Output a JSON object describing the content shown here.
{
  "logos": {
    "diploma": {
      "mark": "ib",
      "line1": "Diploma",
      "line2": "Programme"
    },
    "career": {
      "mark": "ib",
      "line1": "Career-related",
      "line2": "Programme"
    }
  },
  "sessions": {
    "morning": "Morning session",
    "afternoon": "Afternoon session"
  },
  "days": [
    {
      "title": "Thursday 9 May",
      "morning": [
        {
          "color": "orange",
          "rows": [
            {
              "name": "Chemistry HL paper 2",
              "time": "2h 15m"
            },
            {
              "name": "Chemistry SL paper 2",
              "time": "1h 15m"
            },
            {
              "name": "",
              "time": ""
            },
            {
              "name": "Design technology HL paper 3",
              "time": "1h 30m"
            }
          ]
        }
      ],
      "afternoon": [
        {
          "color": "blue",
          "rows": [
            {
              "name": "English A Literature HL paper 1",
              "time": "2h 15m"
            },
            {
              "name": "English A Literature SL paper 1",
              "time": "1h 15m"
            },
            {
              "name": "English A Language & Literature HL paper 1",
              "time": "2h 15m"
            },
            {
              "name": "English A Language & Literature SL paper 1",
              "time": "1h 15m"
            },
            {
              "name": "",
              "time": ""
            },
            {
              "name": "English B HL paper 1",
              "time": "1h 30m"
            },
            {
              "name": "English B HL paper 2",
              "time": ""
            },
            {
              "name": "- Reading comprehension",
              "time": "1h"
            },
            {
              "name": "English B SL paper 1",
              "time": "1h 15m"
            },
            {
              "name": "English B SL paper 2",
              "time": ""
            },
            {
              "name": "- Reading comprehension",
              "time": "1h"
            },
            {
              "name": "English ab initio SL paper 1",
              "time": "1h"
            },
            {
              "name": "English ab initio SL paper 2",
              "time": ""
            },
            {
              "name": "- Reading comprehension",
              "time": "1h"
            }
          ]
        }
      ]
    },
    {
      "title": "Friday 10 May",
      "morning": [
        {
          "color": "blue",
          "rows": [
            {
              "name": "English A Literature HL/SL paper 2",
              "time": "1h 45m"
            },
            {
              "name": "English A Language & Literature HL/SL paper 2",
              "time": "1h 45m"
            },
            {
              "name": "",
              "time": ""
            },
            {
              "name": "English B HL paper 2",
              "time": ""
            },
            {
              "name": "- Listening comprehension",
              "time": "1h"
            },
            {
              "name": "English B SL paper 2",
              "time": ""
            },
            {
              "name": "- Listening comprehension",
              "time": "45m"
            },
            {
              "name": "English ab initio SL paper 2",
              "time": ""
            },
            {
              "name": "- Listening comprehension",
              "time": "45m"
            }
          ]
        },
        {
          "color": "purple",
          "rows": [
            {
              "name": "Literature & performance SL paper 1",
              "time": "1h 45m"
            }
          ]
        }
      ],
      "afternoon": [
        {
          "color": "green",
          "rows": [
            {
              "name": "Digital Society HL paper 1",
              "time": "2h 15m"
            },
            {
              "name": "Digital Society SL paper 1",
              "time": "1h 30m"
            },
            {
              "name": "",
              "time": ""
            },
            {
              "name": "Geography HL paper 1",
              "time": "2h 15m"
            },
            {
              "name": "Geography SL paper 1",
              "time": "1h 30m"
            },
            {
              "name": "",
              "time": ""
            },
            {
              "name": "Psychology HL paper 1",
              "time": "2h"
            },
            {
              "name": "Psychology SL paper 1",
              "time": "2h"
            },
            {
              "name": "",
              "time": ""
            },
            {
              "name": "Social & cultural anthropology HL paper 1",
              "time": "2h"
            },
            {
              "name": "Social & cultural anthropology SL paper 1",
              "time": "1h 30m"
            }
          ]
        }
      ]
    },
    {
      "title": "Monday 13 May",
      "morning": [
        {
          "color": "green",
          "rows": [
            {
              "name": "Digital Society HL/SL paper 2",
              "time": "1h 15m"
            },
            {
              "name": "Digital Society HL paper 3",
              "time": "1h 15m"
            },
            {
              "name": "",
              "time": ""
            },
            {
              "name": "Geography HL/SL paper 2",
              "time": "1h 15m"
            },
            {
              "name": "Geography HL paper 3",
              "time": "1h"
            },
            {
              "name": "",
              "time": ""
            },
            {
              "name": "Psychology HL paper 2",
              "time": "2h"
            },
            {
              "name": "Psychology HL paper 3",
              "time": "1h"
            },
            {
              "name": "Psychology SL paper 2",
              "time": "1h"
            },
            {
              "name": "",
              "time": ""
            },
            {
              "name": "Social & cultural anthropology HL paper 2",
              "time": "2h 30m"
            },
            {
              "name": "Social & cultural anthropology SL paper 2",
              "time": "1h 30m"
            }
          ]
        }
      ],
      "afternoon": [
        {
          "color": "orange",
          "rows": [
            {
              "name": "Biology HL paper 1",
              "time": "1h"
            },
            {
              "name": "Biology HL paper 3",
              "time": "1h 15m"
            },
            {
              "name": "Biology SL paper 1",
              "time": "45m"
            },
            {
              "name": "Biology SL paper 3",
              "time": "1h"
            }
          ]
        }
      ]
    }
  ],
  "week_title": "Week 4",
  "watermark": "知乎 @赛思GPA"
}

══════

#### Problem requirements:
Extract the full listing above without altering anything.

#### Final answer:
Output a JSON object describing the content shown here.
{
  "logos": {
    "diploma": {
      "mark": "ib",
      "line1": "Diploma",
      "line2": "Programme"
    },
    "career": {
      "mark": "ib",
      "line1": "Career-related",
      "line2": "Programme"
    }
  },
  "sessions": {
    "morning": "Morning session",
    "afternoon": "Afternoon session"
  },
  "days": [
    {
      "title": "Thursday 9 May",
      "morning": [
        {
          "color": "orange",
          "rows": [
            {
              "name": "Chemistry HL paper 2",
              "time": "2h 15m"
            },
            {
              "name": "Chemistry SL paper 2",
              "time": "1h 15m"
            },
            {
              "name": "",
              "time": ""
            },
            {
              "name": "Design technology HL paper 3",
              "time": "1h 30m"
            }
          ]
        }
      ],
      "afternoon": [
        {
          "color": "blue",
          "rows": [
            {
              "name": "English A Literature HL paper 1",
              "time": "2h 15m"
            },
            {
              "name": "English A Literature SL paper 1",
              "time": "1h 15m"
            },
            {
              "name": "English A Language & Literature HL paper 1",
              "time": "2h 15m"
            },
            {
              "name": "English A Language & Literature SL paper 1",
              "time": "1h 15m"
            },
            {
              "name": "",
              "time": ""
            },
            {
              "name": "English B HL paper 1",
              "time": "1h 30m"
            },
            {
              "name": "English B HL paper 2",
              "time": ""
            },
            {
              "name": "- Reading comprehension",
              "time": "1h"
            },
            {
              "name": "English B SL paper 1",
              "time": "1h 15m"
            },
            {
              "name": "English B SL paper 2",
              "time": ""
            },
            {
              "name": "- Reading comprehension",
              "time": "1h"
            },
            {
              "name": "English ab initio SL paper 1",
              "time": "1h"
            },
            {
              "name": "English ab initio SL paper 2",
              "time": ""
            },
            {
              "name": "- Reading comprehension",
              "time": "1h"
            }
          ]
        }
      ]
    },
    {
      "title": "Friday 10 May",
      "morning": [
        {
          "color": "blue",
          "rows": [
            {
              "name": "English A Literature HL/SL paper 2",
              "time": "1h 45m"
            },
            {
              "name": "English A Language & Literature HL/SL paper 2",
              "time": "1h 45m"
            },
            {
              "name": "",
              "time": ""
            },
            {
              "name": "English B HL paper 2",
              "time": ""
            },
            {
              "name": "- Listening comprehension",
              "time": "1h"
            },
            {
              "name": "English B SL paper 2",
              "time": ""
            },
            {
              "name": "- Listening comprehension",
              "time": "45m"
            },
            {
              "name": "English ab initio SL paper 2",
              "time": ""
            },
            {
              "name": "- Listening comprehension",
              "time": "45m"
            }
          ]
        },
        {
          "color": "purple",
          "rows": [
            {
              "name": "Literature & performance SL paper 1",
              "time": "1h 45m"
            }
          ]
        }
      ],
      "afternoon": [
        {
          "color": "green",
          "rows": [
            {
              "name": "Digital Society HL paper 1",
              "time": "2h 15m"
            },
            {
              "name": "Digital Society SL paper 1",
              "time": "1h 30m"
            },
            {
              "name": "",
              "time": ""
            },
            {
              "name": "Geography HL paper 1",
              "time": "2h 15m"
            },
            {
              "name": "Geography SL paper 1",
              "time": "1h 30m"
            },
            {
              "name": "",
              "time": ""
            },
            {
              "name": "Psychology HL paper 1",
              "time": "2h"
            },
            {
              "name": "Psychology SL paper 1",
              "time": "2h"
            },
            {
              "name": "",
              "time": ""
            },
            {
              "name": "Social & cultural anthropology HL paper 1",
              "time": "2h"
            },
            {
              "name": "Social & cultural anthropology SL paper 1",
              "time": "1h 30m"
            }
          ]
        }
      ]
    },
    {
      "title": "Monday 13 May",
      "morning": [
        {
          "color": "green",
          "rows": [
            {
              "name": "Digital Society HL/SL paper 2",
              "time": "1h 15m"
            },
            {
              "name": "Digital Society HL paper 3",
              "time": "1h 15m"
            },
            {
              "name": "",
              "time": ""
            },
            {
              "name": "Geography HL/SL paper 2",
              "time": "1h 15m"
            },
            {
              "name": "Geography HL paper 3",
              "time": "1h"
            },
            {
              "name": "",
              "time": ""
            },
            {
              "name": "Psychology HL paper 2",
              "time": "2h"
            },
            {
              "name": "Psychology HL paper 3",
              "time": "1h"
            },
            {
              "name": "Psychology SL paper 2",
              "time": "1h"
            },
            {
              "name": "",
              "time": ""
            },
            {
              "name": "Social & cultural anthropology HL paper 2",
              "time": "2h 30m"
            },
            {
              "name": "Social & cultural anthropology SL paper 2",
              "time": "1h 30m"
            }
          ]
        }
      ],
      "afternoon": [
        {
          "color": "orange",
          "rows": [
            {
              "name": "Biology HL paper 1",
              "time": "1h"
            },
            {
              "name": "Biology HL paper 3",
              "time": "1h 15m"
            },
            {
              "name": "Biology SL paper 1",
              "time": "45m"
            },
            {
              "name": "Biology SL paper 3",
              "time": "1h"
            }
          ]
        }
      ]
    }
  ],
  "week_title": "Week 4",
  "watermark": "知乎 @赛思GPA"
}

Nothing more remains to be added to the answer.